Document page entries with text ->
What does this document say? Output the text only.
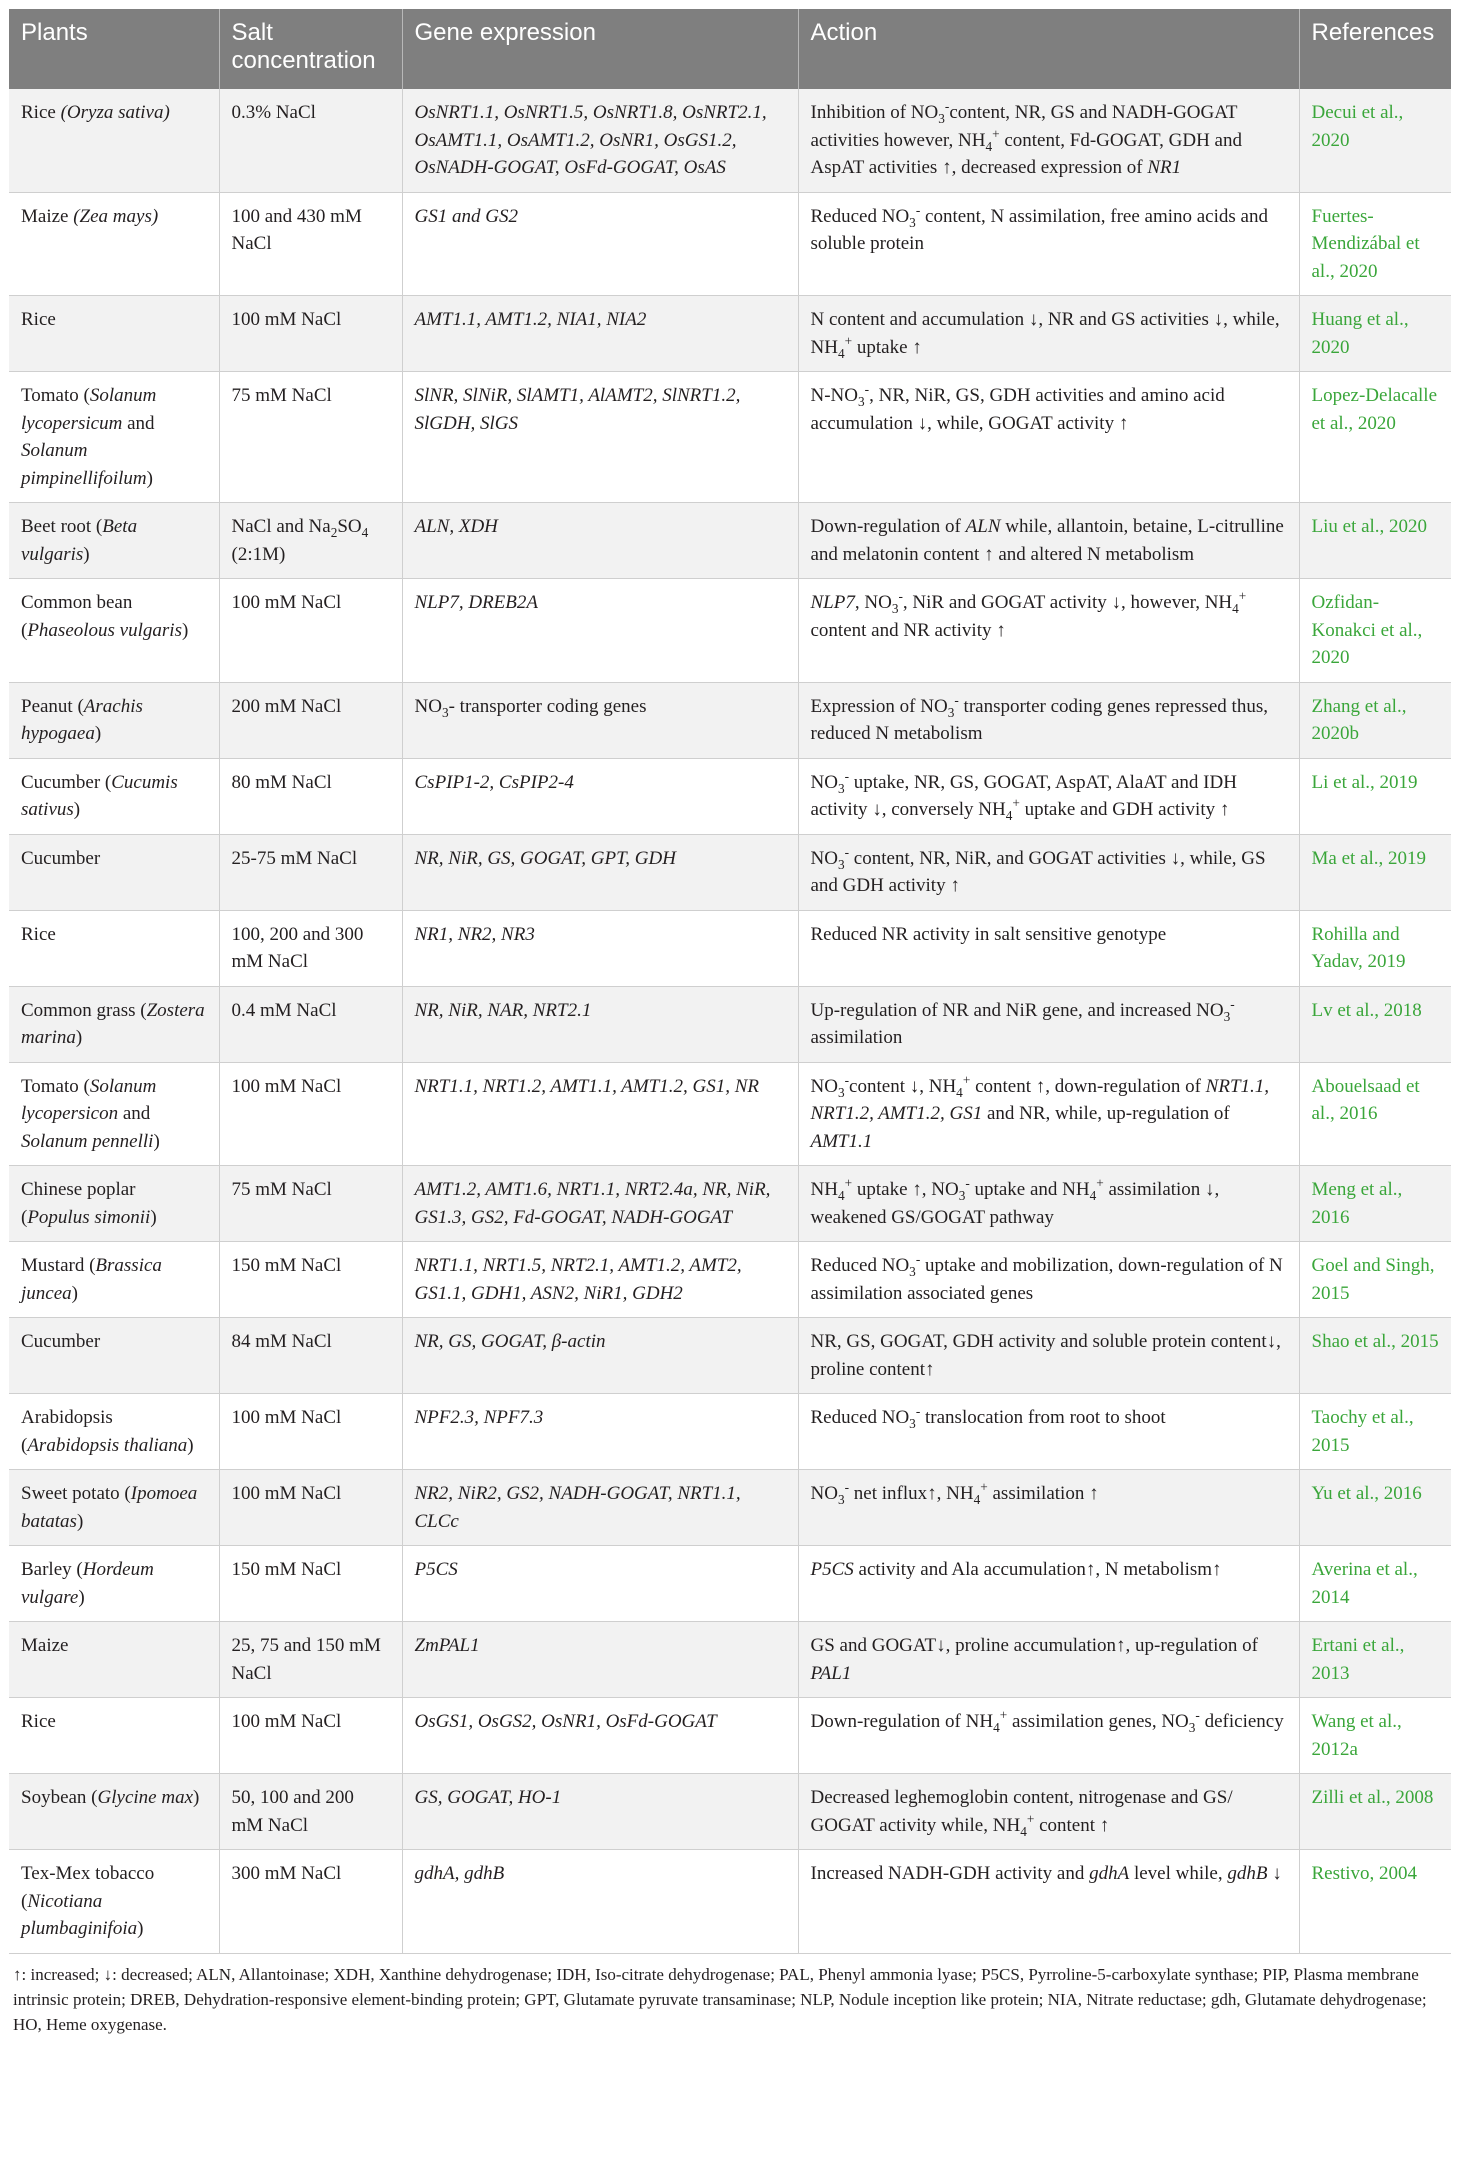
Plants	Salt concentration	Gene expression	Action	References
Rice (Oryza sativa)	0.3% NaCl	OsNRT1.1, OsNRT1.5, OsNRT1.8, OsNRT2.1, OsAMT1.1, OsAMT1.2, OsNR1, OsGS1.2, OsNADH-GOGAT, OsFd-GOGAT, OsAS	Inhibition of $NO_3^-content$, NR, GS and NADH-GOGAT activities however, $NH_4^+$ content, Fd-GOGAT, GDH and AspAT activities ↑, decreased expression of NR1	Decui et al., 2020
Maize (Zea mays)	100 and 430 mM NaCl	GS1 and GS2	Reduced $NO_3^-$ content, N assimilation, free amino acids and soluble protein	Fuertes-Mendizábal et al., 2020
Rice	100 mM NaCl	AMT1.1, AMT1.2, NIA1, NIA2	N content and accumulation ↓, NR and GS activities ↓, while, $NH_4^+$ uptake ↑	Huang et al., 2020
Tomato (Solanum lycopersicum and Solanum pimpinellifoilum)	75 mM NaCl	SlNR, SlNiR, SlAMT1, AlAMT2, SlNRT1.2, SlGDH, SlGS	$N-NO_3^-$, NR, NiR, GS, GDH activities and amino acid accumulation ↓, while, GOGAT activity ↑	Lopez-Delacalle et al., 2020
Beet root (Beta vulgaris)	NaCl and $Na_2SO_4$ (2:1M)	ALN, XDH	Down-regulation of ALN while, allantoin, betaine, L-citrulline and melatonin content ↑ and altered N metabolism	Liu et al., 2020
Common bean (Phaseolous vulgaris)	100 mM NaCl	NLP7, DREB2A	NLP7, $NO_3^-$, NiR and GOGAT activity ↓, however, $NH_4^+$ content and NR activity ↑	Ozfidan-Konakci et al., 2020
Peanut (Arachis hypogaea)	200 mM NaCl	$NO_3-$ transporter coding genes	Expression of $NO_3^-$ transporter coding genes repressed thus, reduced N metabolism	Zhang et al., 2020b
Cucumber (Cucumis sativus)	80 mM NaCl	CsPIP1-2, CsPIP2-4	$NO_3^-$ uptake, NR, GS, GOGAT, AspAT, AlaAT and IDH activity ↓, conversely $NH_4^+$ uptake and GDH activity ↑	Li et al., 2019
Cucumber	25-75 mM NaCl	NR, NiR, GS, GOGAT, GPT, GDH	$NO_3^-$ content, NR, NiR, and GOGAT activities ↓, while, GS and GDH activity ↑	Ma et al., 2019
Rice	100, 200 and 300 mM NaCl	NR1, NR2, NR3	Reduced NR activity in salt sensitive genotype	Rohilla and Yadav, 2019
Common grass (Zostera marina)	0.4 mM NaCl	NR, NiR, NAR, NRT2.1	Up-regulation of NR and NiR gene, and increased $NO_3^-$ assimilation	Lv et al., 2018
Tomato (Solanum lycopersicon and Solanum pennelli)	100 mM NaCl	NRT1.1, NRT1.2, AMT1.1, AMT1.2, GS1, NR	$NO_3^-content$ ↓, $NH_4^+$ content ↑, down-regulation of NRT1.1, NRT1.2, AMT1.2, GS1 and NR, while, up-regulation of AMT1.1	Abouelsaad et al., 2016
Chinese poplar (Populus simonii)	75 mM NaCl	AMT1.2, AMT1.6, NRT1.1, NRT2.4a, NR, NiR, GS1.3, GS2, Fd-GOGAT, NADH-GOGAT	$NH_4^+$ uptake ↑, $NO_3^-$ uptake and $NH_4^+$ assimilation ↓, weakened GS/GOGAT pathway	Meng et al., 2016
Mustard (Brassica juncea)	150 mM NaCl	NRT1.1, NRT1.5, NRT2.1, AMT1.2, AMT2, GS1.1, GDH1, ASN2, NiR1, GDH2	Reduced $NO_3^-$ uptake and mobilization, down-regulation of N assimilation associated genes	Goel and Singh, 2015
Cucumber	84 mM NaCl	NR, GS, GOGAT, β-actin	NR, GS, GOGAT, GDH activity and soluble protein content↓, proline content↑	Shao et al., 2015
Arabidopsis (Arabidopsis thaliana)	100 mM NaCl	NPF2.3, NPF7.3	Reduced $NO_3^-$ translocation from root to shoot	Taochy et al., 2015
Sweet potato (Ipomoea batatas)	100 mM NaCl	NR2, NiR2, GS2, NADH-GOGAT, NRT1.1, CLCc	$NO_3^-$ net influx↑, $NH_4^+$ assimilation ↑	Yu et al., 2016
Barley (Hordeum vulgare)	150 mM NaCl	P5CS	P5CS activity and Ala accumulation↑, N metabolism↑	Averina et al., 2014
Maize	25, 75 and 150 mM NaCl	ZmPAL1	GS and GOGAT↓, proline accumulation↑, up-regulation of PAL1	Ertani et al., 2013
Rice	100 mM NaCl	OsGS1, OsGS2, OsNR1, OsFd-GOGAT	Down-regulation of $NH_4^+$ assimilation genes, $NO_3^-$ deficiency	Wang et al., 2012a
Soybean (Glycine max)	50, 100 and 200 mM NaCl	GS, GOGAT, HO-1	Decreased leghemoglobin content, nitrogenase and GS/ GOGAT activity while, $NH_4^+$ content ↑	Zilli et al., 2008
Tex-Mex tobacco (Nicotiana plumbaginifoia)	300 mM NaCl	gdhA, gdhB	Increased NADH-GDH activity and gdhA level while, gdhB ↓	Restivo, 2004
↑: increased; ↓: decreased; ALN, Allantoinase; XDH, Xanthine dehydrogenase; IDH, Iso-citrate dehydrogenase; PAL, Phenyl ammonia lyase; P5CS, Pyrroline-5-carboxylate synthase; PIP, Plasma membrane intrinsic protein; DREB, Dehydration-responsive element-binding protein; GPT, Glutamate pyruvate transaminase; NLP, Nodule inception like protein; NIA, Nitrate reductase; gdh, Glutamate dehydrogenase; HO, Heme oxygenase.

* * *

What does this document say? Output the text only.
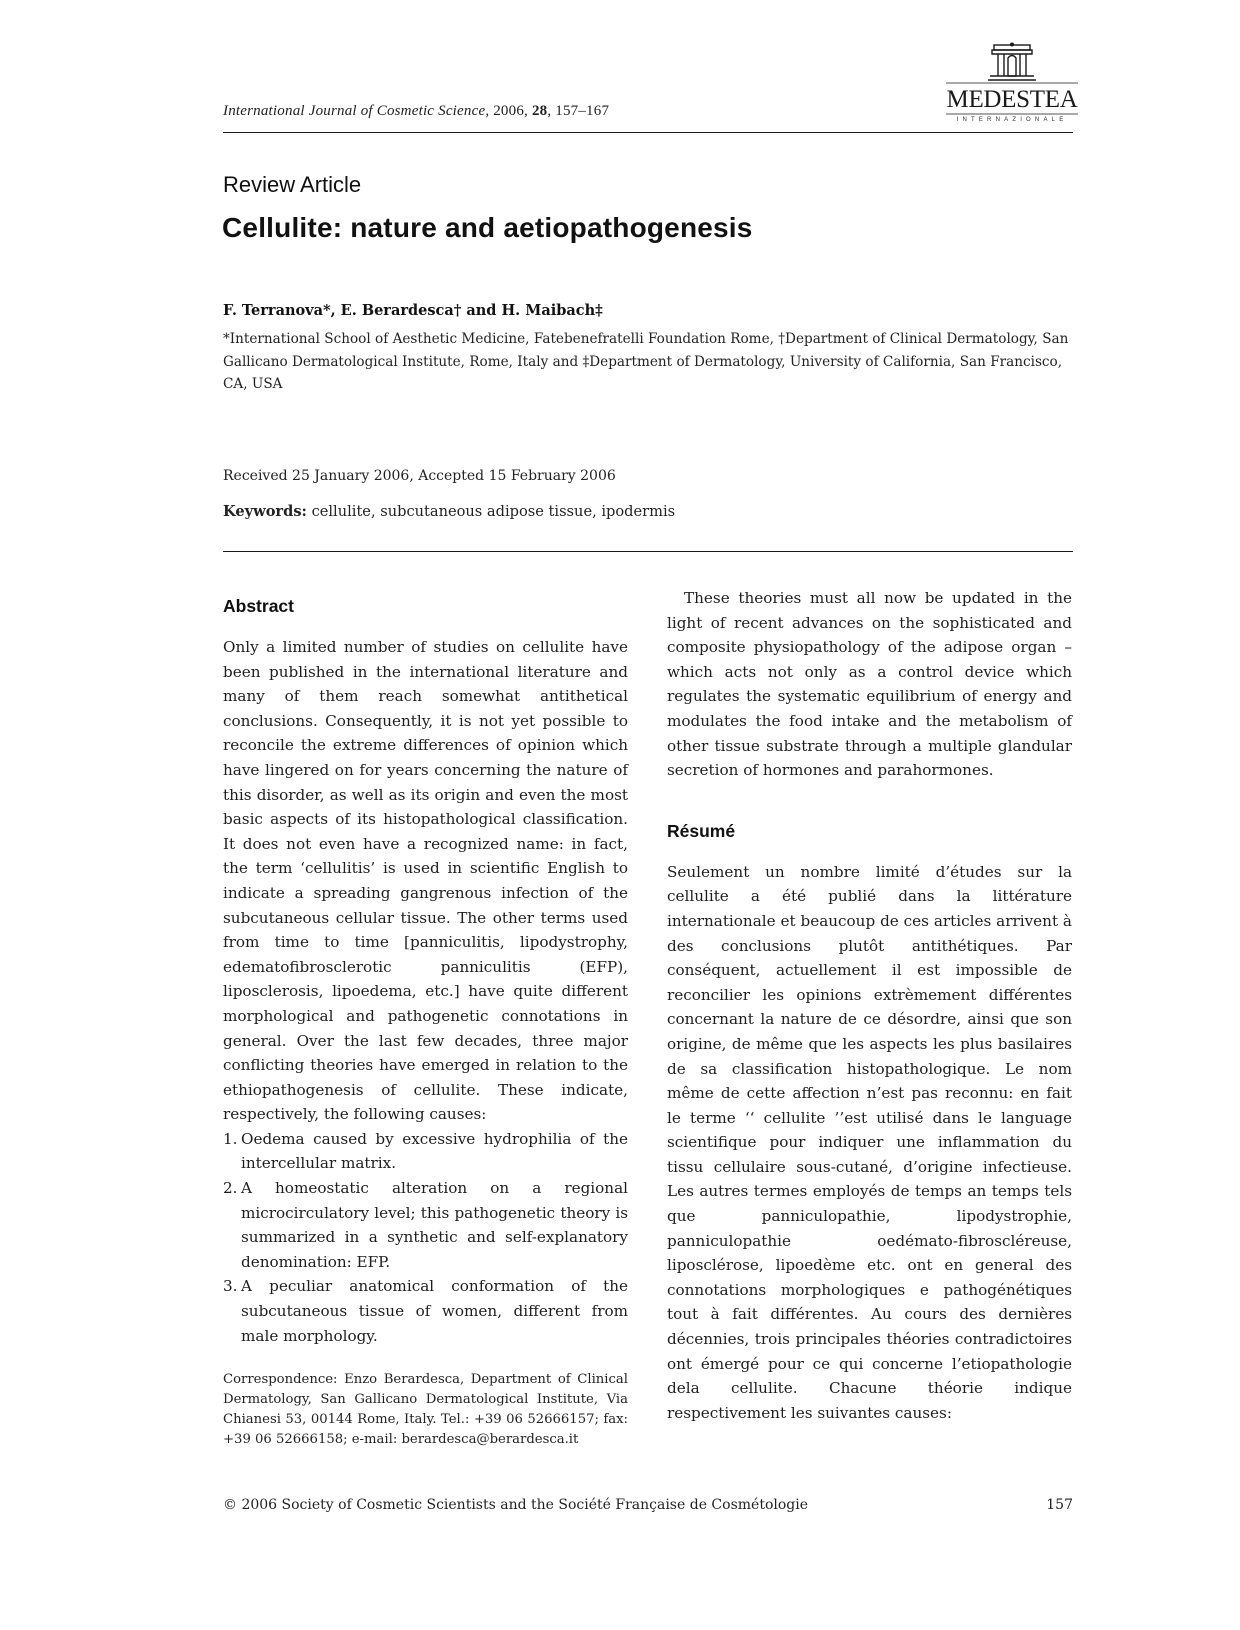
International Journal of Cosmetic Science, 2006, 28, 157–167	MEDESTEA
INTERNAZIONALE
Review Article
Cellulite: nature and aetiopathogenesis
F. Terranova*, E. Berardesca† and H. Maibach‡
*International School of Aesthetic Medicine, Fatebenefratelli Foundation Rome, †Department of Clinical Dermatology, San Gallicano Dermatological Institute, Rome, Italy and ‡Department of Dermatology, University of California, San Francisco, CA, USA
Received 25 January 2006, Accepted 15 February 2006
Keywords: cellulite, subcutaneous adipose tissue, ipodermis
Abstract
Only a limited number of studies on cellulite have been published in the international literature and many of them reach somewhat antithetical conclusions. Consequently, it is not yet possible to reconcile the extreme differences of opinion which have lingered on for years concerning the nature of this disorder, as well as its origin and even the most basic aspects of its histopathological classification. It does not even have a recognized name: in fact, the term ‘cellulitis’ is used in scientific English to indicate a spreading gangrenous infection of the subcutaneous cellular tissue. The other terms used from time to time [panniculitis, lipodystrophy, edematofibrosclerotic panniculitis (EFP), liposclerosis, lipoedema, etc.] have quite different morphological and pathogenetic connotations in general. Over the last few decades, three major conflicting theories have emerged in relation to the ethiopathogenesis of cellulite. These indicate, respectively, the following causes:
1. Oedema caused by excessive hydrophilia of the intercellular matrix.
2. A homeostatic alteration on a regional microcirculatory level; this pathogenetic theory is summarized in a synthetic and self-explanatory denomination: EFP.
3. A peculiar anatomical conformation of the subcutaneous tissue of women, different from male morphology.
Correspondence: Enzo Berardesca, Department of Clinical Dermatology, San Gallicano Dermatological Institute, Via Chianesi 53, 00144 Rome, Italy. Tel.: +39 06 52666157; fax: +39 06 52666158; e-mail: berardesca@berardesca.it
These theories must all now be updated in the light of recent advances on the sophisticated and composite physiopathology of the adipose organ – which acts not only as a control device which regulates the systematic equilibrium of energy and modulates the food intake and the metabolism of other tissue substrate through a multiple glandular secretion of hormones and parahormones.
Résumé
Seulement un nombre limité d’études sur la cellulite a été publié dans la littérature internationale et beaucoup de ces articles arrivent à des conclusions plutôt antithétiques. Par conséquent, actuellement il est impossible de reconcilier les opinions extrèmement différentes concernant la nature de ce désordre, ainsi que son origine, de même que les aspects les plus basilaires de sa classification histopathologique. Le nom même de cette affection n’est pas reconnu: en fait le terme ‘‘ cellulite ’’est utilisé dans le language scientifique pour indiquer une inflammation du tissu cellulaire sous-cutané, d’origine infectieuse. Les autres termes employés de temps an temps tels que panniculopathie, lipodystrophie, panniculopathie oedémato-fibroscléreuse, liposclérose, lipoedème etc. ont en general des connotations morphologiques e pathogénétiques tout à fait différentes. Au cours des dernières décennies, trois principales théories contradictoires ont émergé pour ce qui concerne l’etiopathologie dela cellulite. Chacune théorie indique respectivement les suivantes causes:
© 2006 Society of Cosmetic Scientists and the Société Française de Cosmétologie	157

==

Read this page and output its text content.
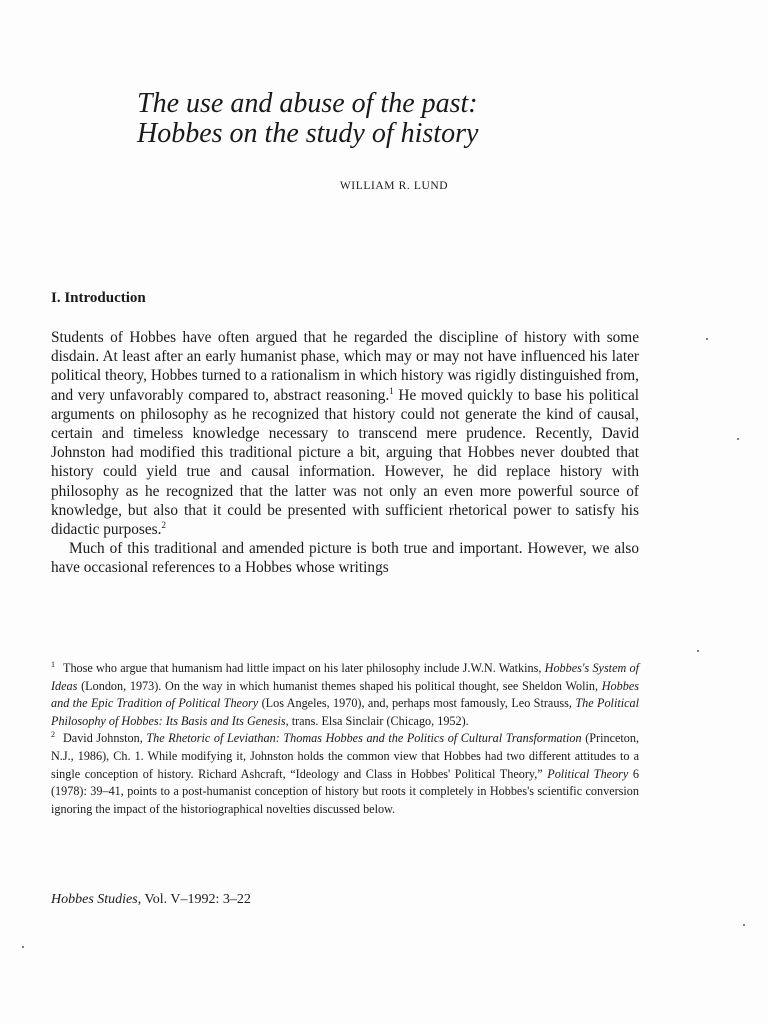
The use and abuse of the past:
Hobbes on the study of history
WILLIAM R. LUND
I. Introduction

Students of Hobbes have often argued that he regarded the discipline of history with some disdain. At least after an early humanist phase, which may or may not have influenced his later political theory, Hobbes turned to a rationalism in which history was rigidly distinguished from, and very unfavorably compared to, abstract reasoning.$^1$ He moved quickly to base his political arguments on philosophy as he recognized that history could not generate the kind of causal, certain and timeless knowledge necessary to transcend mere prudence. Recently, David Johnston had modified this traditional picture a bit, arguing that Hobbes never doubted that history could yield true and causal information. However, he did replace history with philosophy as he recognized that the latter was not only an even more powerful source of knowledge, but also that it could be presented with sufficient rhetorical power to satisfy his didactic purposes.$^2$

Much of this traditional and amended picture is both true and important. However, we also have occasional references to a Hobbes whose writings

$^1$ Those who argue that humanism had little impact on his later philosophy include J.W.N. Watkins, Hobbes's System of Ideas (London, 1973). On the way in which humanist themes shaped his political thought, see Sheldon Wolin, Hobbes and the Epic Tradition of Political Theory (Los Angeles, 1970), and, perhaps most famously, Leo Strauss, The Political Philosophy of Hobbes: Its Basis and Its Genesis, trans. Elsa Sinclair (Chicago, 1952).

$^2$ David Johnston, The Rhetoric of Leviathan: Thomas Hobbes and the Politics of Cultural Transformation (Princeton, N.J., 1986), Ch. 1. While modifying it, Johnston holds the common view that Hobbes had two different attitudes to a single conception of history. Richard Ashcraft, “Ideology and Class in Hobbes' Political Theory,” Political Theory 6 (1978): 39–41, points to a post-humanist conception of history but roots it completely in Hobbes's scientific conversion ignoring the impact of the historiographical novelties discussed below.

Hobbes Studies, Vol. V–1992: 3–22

WORK ITEM ->
Copy each line of the records that contains the word "Cosmetic".

YOUR SOLUTION ->
International Journal of Cosmetic Science, 2006, 28, 157–167	MEDESTEA
© 2006 Society of Cosmetic Scientists and the Société Française de Cosmétologie	157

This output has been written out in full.